Entries with figure data
━━━━━━━━━━━━━━━━
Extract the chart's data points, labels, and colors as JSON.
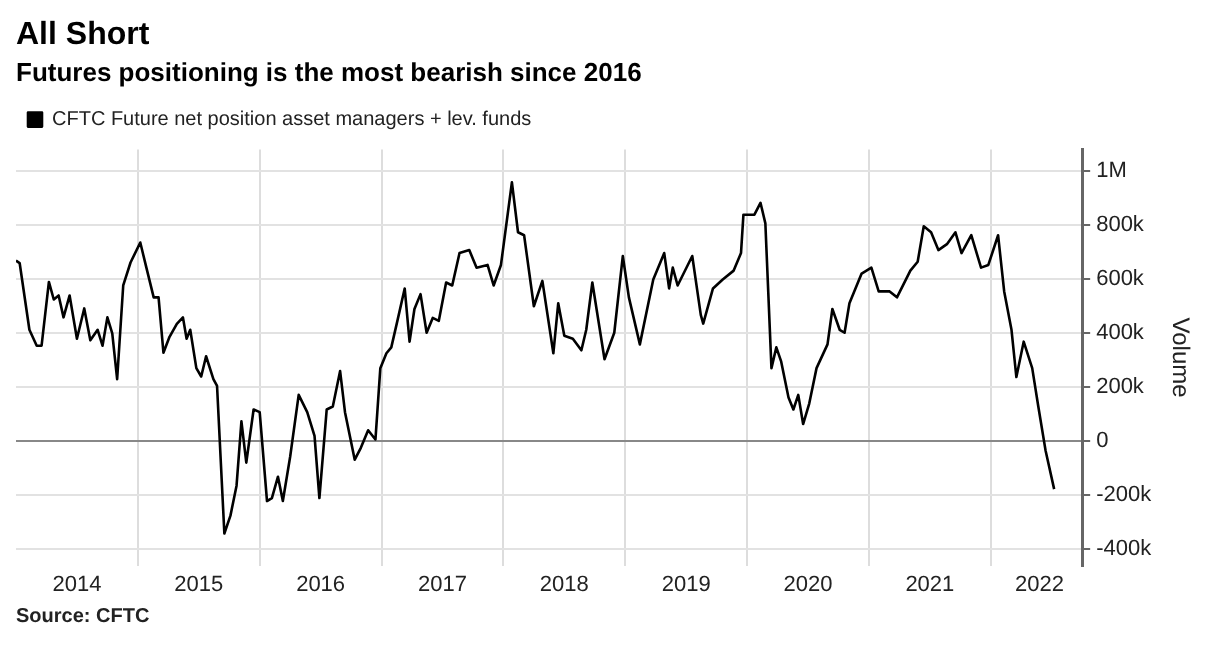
{
  "chart_data": {
    "type": "line",
    "title": "All Short",
    "subtitle": "Futures positioning is the most bearish since 2016",
    "ylabel": "Volume",
    "annotations": [
      "Source: CFTC"
    ],
    "series": [
      {
        "name": "CFTC Future net position asset managers + lev. funds",
        "color": "#000000",
        "x": [
          2014.0,
          2014.03,
          2014.11,
          2014.17,
          2014.21,
          2014.27,
          2014.31,
          2014.35,
          2014.39,
          2014.44,
          2014.5,
          2014.56,
          2014.61,
          2014.67,
          2014.71,
          2014.75,
          2014.79,
          2014.83,
          2014.88,
          2014.94,
          2015.02,
          2015.07,
          2015.13,
          2015.17,
          2015.21,
          2015.26,
          2015.32,
          2015.37,
          2015.4,
          2015.43,
          2015.48,
          2015.52,
          2015.56,
          2015.62,
          2015.65,
          2015.71,
          2015.76,
          2015.81,
          2015.85,
          2015.89,
          2015.95,
          2016.0,
          2016.06,
          2016.1,
          2016.15,
          2016.19,
          2016.25,
          2016.32,
          2016.39,
          2016.45,
          2016.49,
          2016.55,
          2016.6,
          2016.66,
          2016.7,
          2016.78,
          2016.83,
          2016.89,
          2016.95,
          2016.99,
          2017.04,
          2017.08,
          2017.13,
          2017.19,
          2017.23,
          2017.27,
          2017.32,
          2017.37,
          2017.42,
          2017.47,
          2017.53,
          2017.58,
          2017.64,
          2017.72,
          2017.78,
          2017.87,
          2017.92,
          2017.98,
          2018.07,
          2018.12,
          2018.17,
          2018.25,
          2018.32,
          2018.41,
          2018.45,
          2018.5,
          2018.57,
          2018.64,
          2018.68,
          2018.73,
          2018.83,
          2018.91,
          2018.98,
          2019.03,
          2019.12,
          2019.23,
          2019.32,
          2019.36,
          2019.39,
          2019.43,
          2019.55,
          2019.62,
          2019.64,
          2019.72,
          2019.8,
          2019.89,
          2019.95,
          2019.97,
          2020.06,
          2020.11,
          2020.15,
          2020.2,
          2020.24,
          2020.28,
          2020.34,
          2020.38,
          2020.42,
          2020.46,
          2020.51,
          2020.57,
          2020.66,
          2020.7,
          2020.76,
          2020.8,
          2020.84,
          2020.94,
          2021.02,
          2021.08,
          2021.17,
          2021.23,
          2021.34,
          2021.4,
          2021.45,
          2021.51,
          2021.57,
          2021.64,
          2021.71,
          2021.76,
          2021.84,
          2021.92,
          2021.98,
          2022.06,
          2022.11,
          2022.17,
          2022.21,
          2022.27,
          2022.34,
          2022.39,
          2022.45,
          2022.52
        ],
        "values": [
          669000,
          660000,
          413000,
          354000,
          354000,
          590000,
          525000,
          540000,
          459000,
          540000,
          380000,
          492000,
          374000,
          413000,
          354000,
          459000,
          400000,
          230000,
          577000,
          662000,
          736000,
          643000,
          533000,
          533000,
          328000,
          387000,
          435000,
          459000,
          380000,
          413000,
          271000,
          240000,
          315000,
          230000,
          205000,
          -341000,
          -275000,
          -164000,
          74000,
          -79000,
          118000,
          108000,
          -221000,
          -210000,
          -131000,
          -221000,
          -57000,
          172000,
          108000,
          20000,
          -210000,
          118000,
          129000,
          260000,
          108000,
          -68000,
          -24000,
          41000,
          7000,
          271000,
          326000,
          348000,
          446000,
          566000,
          369000,
          490000,
          545000,
          402000,
          457000,
          446000,
          588000,
          577000,
          697000,
          708000,
          643000,
          653000,
          577000,
          653000,
          959000,
          774000,
          763000,
          500000,
          594000,
          326000,
          511000,
          391000,
          380000,
          337000,
          413000,
          588000,
          304000,
          402000,
          686000,
          533000,
          359000,
          599000,
          697000,
          566000,
          643000,
          577000,
          686000,
          468000,
          436000,
          566000,
          599000,
          632000,
          697000,
          839000,
          839000,
          883000,
          807000,
          271000,
          348000,
          295000,
          162000,
          118000,
          172000,
          64000,
          140000,
          271000,
          359000,
          490000,
          413000,
          402000,
          511000,
          621000,
          643000,
          555000,
          555000,
          533000,
          632000,
          665000,
          796000,
          774000,
          708000,
          730000,
          774000,
          697000,
          763000,
          643000,
          653000,
          763000,
          555000,
          413000,
          238000,
          369000,
          271000,
          129000,
          -35000,
          -177000
        ]
      }
    ],
    "xlim": [
      2014.0,
      2022.75
    ],
    "xticks": [
      {
        "value": 2014.5,
        "label": "2014"
      },
      {
        "value": 2015,
        "label": null
      },
      {
        "value": 2015.5,
        "label": "2015"
      },
      {
        "value": 2016,
        "label": null
      },
      {
        "value": 2016.5,
        "label": "2016"
      },
      {
        "value": 2017,
        "label": null
      },
      {
        "value": 2017.5,
        "label": "2017"
      },
      {
        "value": 2018,
        "label": null
      },
      {
        "value": 2018.5,
        "label": "2018"
      },
      {
        "value": 2019,
        "label": null
      },
      {
        "value": 2019.5,
        "label": "2019"
      },
      {
        "value": 2020,
        "label": null
      },
      {
        "value": 2020.5,
        "label": "2020"
      },
      {
        "value": 2021,
        "label": null
      },
      {
        "value": 2021.5,
        "label": "2021"
      },
      {
        "value": 2022,
        "label": null
      },
      {
        "value": 2022.4,
        "label": "2022"
      }
    ],
    "ylim": [
      -460000,
      1080000
    ],
    "yticks": [
      {
        "value": -400000,
        "label": "-400k"
      },
      {
        "value": -200000,
        "label": "-200k"
      },
      0,
      {
        "value": 200000,
        "label": "200k"
      },
      {
        "value": 400000,
        "label": "400k"
      },
      {
        "value": 600000,
        "label": "600k"
      },
      {
        "value": 800000,
        "label": "800k"
      },
      {
        "value": 1000000,
        "label": "1M"
      }
    ],
    "grid": true,
    "legend": "top left",
    "marker": "none",
    "line_style": "solid"
  }
}
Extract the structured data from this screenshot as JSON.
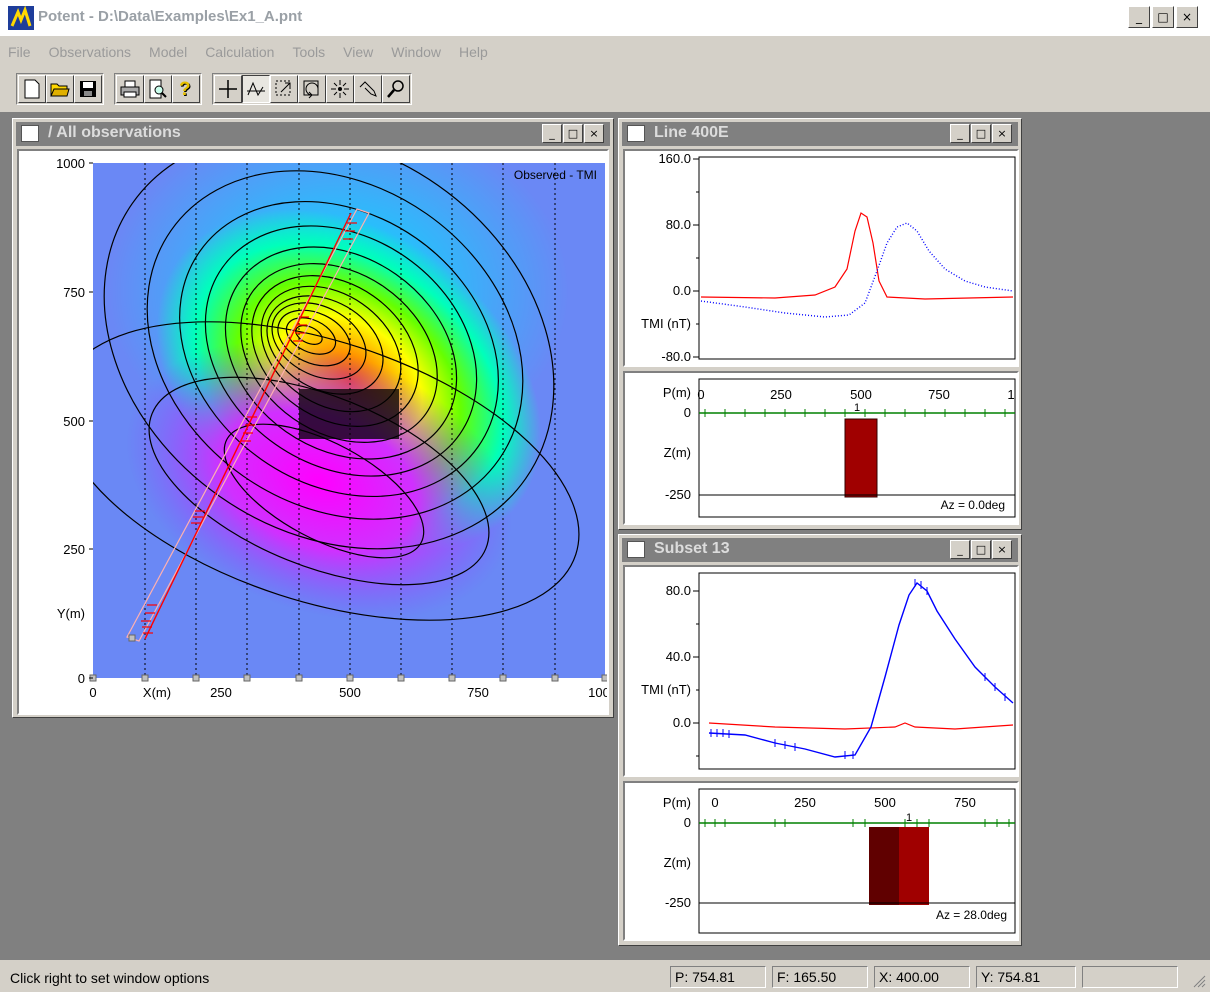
{
  "app": {
    "title": "Potent - D:\\Data\\Examples\\Ex1_A.pnt",
    "window_buttons": [
      "_",
      "□",
      "×"
    ]
  },
  "menu": [
    "File",
    "Observations",
    "Model",
    "Calculation",
    "Tools",
    "View",
    "Window",
    "Help"
  ],
  "toolbar": {
    "buttons": [
      "new-icon",
      "open-icon",
      "save-icon",
      "print-icon",
      "print-preview-icon",
      "help-icon",
      "crosshair-icon",
      "profile-icon",
      "zoom-box-icon",
      "rotate-icon",
      "center-icon",
      "drag-icon",
      "magnify-icon"
    ]
  },
  "windows": {
    "all_obs": {
      "title": "/ All observations",
      "map_label": "Observed - TMI",
      "x_ticks": [
        "0",
        "250",
        "500",
        "750",
        "100"
      ],
      "x_label": "X(m)",
      "y_ticks": [
        "1000",
        "750",
        "500",
        "250",
        "0"
      ],
      "y_label": "Y(m)"
    },
    "line400": {
      "title": "Line 400E",
      "y_ticks": [
        "160.0",
        "80.0",
        "0.0",
        "-80.0"
      ],
      "y_label": "TMI (nT)",
      "section_p_label": "P(m)",
      "section_z_label": "Z(m)",
      "section_p_ticks": [
        "0",
        "250",
        "500",
        "750",
        "1"
      ],
      "section_z_ticks": [
        "0",
        "-250"
      ],
      "azimuth": "Az = 0.0deg",
      "body_label": "1"
    },
    "subset13": {
      "title": "Subset 13",
      "y_ticks": [
        "80.0",
        "40.0",
        "0.0"
      ],
      "y_label": "TMI (nT)",
      "section_p_label": "P(m)",
      "section_z_label": "Z(m)",
      "section_p_ticks": [
        "0",
        "250",
        "500",
        "750"
      ],
      "section_z_ticks": [
        "0",
        "-250"
      ],
      "azimuth": "Az = 28.0deg",
      "body_label": "1"
    }
  },
  "status": {
    "message": "Click right to set window options",
    "p": "P: 754.81",
    "f": "F: 165.50",
    "x": "X: 400.00",
    "y": "Y: 754.81"
  },
  "colors": {
    "observed": "#0000ff",
    "calculated": "#ff0000",
    "stations": "#008000",
    "body": "#a00000"
  }
}
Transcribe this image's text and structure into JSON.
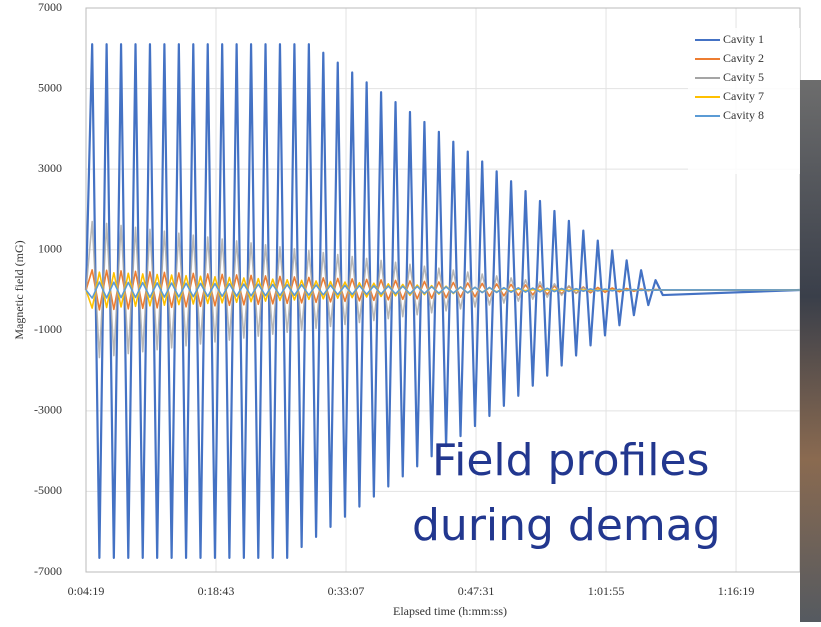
━━━━━━━━━━━━━━━━
YOUR TASK
Isolate the lines that hold the word "JSON" and copy all of them.

FULL RESPONSE
Extract the chart's data points, labels, and colors as JSON.
Extract the structured data from this screenshot as JSON.
Transcribe this image's text and structure into JSON.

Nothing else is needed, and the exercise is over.